**DATA SUPPLIED**:
►

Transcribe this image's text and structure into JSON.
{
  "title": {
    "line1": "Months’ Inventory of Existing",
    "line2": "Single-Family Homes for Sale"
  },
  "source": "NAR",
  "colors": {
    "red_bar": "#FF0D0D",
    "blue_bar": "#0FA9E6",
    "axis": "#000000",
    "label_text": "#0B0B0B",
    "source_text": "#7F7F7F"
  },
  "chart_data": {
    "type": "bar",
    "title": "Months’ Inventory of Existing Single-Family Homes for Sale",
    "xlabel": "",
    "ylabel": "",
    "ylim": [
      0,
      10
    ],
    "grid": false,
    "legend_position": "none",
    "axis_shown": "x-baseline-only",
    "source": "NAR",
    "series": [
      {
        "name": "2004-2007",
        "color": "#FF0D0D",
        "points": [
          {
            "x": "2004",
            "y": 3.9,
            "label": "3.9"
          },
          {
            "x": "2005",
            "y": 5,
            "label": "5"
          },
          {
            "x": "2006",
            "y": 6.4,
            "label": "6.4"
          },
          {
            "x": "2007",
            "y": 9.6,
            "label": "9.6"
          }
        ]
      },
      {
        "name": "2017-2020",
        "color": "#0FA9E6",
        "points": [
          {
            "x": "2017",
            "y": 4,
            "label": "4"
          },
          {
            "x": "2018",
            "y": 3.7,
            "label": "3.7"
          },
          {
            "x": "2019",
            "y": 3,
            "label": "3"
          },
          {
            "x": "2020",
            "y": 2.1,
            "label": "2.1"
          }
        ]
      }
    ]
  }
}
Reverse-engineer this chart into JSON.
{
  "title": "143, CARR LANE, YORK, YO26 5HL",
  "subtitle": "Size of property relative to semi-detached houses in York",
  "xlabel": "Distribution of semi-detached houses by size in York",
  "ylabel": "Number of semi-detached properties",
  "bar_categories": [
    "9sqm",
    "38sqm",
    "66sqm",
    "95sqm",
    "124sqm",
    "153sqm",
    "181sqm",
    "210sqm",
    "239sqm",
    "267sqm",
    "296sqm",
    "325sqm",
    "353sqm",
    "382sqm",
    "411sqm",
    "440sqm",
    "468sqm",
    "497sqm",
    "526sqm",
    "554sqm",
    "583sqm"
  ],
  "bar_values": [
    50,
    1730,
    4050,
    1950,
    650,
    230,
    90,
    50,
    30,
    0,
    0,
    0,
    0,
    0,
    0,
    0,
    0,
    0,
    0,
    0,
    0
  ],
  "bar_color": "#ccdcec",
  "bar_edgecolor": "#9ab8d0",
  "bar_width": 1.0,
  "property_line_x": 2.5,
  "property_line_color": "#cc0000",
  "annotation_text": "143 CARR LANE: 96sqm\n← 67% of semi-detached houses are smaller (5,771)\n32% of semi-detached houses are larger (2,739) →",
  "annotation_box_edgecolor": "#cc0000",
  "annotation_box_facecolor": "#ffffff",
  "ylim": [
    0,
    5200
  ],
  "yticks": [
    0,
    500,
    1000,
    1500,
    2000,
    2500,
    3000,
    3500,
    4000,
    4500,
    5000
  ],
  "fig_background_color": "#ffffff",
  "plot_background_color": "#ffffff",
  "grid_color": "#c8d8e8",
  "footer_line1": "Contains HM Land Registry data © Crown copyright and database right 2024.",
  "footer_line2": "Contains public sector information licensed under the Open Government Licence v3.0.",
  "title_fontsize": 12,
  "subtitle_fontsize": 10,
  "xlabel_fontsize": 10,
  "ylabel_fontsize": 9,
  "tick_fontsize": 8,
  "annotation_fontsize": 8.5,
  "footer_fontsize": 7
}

◄

**YOUR TASK**:
Write out the full listing exactly as given.

**EXERCISE OUTPUT**:
Transcribe this image's text and structure into JSON.
{
  "title": {
    "line1": "Months’ Inventory of Existing",
    "line2": "Single-Family Homes for Sale"
  },
  "source": "NAR",
  "colors": {
    "red_bar": "#FF0D0D",
    "blue_bar": "#0FA9E6",
    "axis": "#000000",
    "label_text": "#0B0B0B",
    "source_text": "#7F7F7F"
  },
  "chart_data": {
    "type": "bar",
    "title": "Months’ Inventory of Existing Single-Family Homes for Sale",
    "xlabel": "",
    "ylabel": "",
    "ylim": [
      0,
      10
    ],
    "grid": false,
    "legend_position": "none",
    "axis_shown": "x-baseline-only",
    "source": "NAR",
    "series": [
      {
        "name": "2004-2007",
        "color": "#FF0D0D",
        "points": [
          {
            "x": "2004",
            "y": 3.9,
            "label": "3.9"
          },
          {
            "x": "2005",
            "y": 5,
            "label": "5"
          },
          {
            "x": "2006",
            "y": 6.4,
            "label": "6.4"
          },
          {
            "x": "2007",
            "y": 9.6,
            "label": "9.6"
          }
        ]
      },
      {
        "name": "2017-2020",
        "color": "#0FA9E6",
        "points": [
          {
            "x": "2017",
            "y": 4,
            "label": "4"
          },
          {
            "x": "2018",
            "y": 3.7,
            "label": "3.7"
          },
          {
            "x": "2019",
            "y": 3,
            "label": "3"
          },
          {
            "x": "2020",
            "y": 2.1,
            "label": "2.1"
          }
        ]
      }
    ]
  }
}
Reverse-engineer this chart into JSON.
{
  "title": "143, CARR LANE, YORK, YO26 5HL",
  "subtitle": "Size of property relative to semi-detached houses in York",
  "xlabel": "Distribution of semi-detached houses by size in York",
  "ylabel": "Number of semi-detached properties",
  "bar_categories": [
    "9sqm",
    "38sqm",
    "66sqm",
    "95sqm",
    "124sqm",
    "153sqm",
    "181sqm",
    "210sqm",
    "239sqm",
    "267sqm",
    "296sqm",
    "325sqm",
    "353sqm",
    "382sqm",
    "411sqm",
    "440sqm",
    "468sqm",
    "497sqm",
    "526sqm",
    "554sqm",
    "583sqm"
  ],
  "bar_values": [
    50,
    1730,
    4050,
    1950,
    650,
    230,
    90,
    50,
    30,
    0,
    0,
    0,
    0,
    0,
    0,
    0,
    0,
    0,
    0,
    0,
    0
  ],
  "bar_color": "#ccdcec",
  "bar_edgecolor": "#9ab8d0",
  "bar_width": 1.0,
  "property_line_x": 2.5,
  "property_line_color": "#cc0000",
  "annotation_text": "143 CARR LANE: 96sqm\n← 67% of semi-detached houses are smaller (5,771)\n32% of semi-detached houses are larger (2,739) →",
  "annotation_box_edgecolor": "#cc0000",
  "annotation_box_facecolor": "#ffffff",
  "ylim": [
    0,
    5200
  ],
  "yticks": [
    0,
    500,
    1000,
    1500,
    2000,
    2500,
    3000,
    3500,
    4000,
    4500,
    5000
  ],
  "fig_background_color": "#ffffff",
  "plot_background_color": "#ffffff",
  "grid_color": "#c8d8e8",
  "footer_line1": "Contains HM Land Registry data © Crown copyright and database right 2024.",
  "footer_line2": "Contains public sector information licensed under the Open Government Licence v3.0.",
  "title_fontsize": 12,
  "subtitle_fontsize": 10,
  "xlabel_fontsize": 10,
  "ylabel_fontsize": 9,
  "tick_fontsize": 8,
  "annotation_fontsize": 8.5,
  "footer_fontsize": 7
}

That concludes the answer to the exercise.